49.—In the Correo, Number twenty-four, of the fifth of August, they return to the charge, and say, that "the Government of Cadiz is a barbarous, factious, and impious Government, more the enemy of Ferdinand than the French themselves."

51.—Your Majesty must not think that these Proteuses think more highly of the Constitution than those by whom it was framed; they wish, indeed, as well they may, that it should be established in those towns which they do not occupy, because of the assistance which it affords them in their projects; but far from adopting or desiring it for themselves, one of their principal chiefs, José Osorno, stated in a proclamation of the 26th of last December, "that he and all his followers would perish, or succeed in giving to Mexico a constitution which should ensure the happiness of her sons."

55.—The rebels have never desired a constitution from Spain, although it came down from Heaven: as to Independence, they repeat the term because it was used by Hidalgo, whose disciples they are; but this only proves that some men, better informed than the rest, invoke it because it suits their views. They know the difficulty of establishing it, in despite of the most constant nation in the world: they know, too, that the heterogeneous classes of which the population of New Spain consists, could never form a regular government. Their own interest is their only motive, as was proved by Hidalgo, when he fled to the United States with six millions of dollars.

57.—Nor has the Constitution been productive of better effects in those provinces, which, being occupied by our troops, are unable to follow their own vehement desires in favour of Independence. To them it is an Ægis, beneath which they not only conceal the perversity of their own wishes, but turn against their country the remedies that were intended to heal its wounds.

....................

- What you will do -
From the excerpt on the rebels and the Constitution, print everything from "55.—The rebels have" down to "millions of dollars.". The lines that come next have nothing to do with this.

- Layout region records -

....................

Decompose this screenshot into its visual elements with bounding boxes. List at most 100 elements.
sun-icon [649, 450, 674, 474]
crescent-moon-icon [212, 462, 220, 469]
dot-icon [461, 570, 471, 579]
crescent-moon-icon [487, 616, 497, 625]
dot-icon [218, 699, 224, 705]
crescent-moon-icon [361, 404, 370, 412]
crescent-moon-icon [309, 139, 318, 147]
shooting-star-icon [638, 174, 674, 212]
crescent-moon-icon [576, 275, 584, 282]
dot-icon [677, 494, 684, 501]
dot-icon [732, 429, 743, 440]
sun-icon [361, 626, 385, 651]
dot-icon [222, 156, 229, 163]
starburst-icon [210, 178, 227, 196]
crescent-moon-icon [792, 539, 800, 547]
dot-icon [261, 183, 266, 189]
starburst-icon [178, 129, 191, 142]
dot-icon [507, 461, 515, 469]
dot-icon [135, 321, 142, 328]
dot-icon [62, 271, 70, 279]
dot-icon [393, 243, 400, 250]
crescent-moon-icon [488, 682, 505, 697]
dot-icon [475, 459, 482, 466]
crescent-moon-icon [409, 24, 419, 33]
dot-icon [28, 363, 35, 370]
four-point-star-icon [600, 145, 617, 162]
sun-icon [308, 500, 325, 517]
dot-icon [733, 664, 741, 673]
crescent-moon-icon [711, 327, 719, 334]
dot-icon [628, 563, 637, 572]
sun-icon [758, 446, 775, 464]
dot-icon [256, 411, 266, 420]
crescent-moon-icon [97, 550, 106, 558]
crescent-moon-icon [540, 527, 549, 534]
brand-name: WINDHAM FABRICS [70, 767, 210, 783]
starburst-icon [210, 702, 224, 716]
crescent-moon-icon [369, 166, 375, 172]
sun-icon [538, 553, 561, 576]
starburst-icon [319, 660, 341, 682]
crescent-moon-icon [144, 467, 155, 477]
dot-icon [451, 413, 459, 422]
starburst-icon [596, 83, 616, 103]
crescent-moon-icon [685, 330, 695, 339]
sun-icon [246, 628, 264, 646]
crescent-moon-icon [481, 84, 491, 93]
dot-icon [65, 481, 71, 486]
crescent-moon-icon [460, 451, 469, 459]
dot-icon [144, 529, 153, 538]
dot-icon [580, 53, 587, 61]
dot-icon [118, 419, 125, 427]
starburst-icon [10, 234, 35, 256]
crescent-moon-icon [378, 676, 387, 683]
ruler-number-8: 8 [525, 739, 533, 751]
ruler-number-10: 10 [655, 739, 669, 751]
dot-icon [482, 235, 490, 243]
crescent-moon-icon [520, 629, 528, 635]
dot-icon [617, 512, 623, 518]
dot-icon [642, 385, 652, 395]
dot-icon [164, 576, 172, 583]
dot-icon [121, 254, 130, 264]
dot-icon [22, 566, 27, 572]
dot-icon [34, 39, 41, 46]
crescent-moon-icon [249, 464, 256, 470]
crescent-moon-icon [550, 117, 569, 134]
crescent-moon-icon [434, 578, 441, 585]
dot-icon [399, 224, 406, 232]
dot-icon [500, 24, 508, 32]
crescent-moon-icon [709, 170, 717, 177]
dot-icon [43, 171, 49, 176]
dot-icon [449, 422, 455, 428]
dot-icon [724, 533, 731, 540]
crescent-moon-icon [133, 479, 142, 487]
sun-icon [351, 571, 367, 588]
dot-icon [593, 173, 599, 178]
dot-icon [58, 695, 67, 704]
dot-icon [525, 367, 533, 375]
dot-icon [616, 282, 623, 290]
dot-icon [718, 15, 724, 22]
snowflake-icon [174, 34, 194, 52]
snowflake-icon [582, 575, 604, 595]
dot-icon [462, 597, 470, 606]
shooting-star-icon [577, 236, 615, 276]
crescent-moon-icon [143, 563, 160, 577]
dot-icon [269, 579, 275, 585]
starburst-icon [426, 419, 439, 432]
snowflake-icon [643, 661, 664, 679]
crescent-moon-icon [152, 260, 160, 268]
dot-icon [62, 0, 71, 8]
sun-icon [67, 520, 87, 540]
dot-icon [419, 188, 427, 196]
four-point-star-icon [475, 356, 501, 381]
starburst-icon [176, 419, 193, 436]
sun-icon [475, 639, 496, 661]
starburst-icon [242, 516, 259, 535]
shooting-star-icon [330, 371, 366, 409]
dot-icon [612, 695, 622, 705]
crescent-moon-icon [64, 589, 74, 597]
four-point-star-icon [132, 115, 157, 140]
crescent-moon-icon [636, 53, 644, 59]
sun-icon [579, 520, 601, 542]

....................

- Output for this task -
55.—The rebels have never desired a constitution from Spain, although it came down from Heaven: as to Independence, they repeat the term because it was used by Hidalgo, whose disciples they are; but this only proves that some men, better informed than the rest, invoke it because it suits their views. They know the difficulty of establishing it, in despite of the most constant nation in the world: they know, too, that the heterogeneous classes of which the population of New Spain consists, could never form a regular government. Their own interest is their only motive, as was proved by Hidalgo, when he fled to the United States with six millions of dollars.